Problem to solve: Please find every line in the data below that contains the string "drawing", and copy each one out.

Labeled region data

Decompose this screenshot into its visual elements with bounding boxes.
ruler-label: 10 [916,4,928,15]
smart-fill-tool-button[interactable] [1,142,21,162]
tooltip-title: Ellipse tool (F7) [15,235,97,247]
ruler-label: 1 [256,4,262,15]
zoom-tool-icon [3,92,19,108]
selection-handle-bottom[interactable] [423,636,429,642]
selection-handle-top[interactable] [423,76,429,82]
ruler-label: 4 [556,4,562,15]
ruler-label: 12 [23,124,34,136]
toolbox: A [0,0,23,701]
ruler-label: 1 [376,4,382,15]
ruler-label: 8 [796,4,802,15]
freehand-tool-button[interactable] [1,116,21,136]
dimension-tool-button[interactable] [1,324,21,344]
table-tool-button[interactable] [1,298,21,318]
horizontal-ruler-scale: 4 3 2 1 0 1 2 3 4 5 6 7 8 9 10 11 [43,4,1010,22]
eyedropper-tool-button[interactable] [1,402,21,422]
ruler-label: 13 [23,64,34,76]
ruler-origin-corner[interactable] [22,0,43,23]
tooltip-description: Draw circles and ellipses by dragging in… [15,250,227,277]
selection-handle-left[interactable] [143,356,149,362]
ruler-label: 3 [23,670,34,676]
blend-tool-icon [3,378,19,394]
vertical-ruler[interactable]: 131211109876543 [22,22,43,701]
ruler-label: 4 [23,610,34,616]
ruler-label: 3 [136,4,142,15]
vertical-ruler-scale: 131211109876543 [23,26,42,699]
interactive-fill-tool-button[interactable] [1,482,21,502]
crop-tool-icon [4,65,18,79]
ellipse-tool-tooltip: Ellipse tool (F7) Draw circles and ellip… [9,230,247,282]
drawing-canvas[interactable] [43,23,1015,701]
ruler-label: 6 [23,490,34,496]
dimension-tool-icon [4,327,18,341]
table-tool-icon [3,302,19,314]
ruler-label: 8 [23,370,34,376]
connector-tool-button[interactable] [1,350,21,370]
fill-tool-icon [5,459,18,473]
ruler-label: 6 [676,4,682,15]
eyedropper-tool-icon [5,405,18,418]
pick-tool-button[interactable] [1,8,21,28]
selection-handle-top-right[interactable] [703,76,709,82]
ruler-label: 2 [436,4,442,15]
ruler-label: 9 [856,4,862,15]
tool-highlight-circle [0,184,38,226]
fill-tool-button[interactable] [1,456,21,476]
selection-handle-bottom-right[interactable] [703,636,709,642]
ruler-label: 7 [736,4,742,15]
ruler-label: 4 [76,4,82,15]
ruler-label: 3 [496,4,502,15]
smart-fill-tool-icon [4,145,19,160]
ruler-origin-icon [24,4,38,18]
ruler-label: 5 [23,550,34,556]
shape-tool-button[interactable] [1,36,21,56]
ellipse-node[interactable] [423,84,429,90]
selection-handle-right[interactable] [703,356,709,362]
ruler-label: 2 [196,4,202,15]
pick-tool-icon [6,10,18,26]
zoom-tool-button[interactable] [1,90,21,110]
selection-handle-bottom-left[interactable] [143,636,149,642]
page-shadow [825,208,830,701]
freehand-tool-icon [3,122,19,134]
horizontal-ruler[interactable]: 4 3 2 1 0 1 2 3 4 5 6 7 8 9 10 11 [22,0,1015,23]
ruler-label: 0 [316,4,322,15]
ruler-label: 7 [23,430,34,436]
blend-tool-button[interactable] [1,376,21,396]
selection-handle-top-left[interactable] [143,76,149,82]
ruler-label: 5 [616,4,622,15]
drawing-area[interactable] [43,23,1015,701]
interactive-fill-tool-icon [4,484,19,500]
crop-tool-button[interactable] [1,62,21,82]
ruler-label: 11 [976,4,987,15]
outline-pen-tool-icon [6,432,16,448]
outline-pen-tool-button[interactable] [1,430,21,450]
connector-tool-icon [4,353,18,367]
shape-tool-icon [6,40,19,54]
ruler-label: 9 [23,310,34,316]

Task output:
drawing-canvas[interactable] [43,23,1015,701]
drawing-area[interactable] [43,23,1015,701]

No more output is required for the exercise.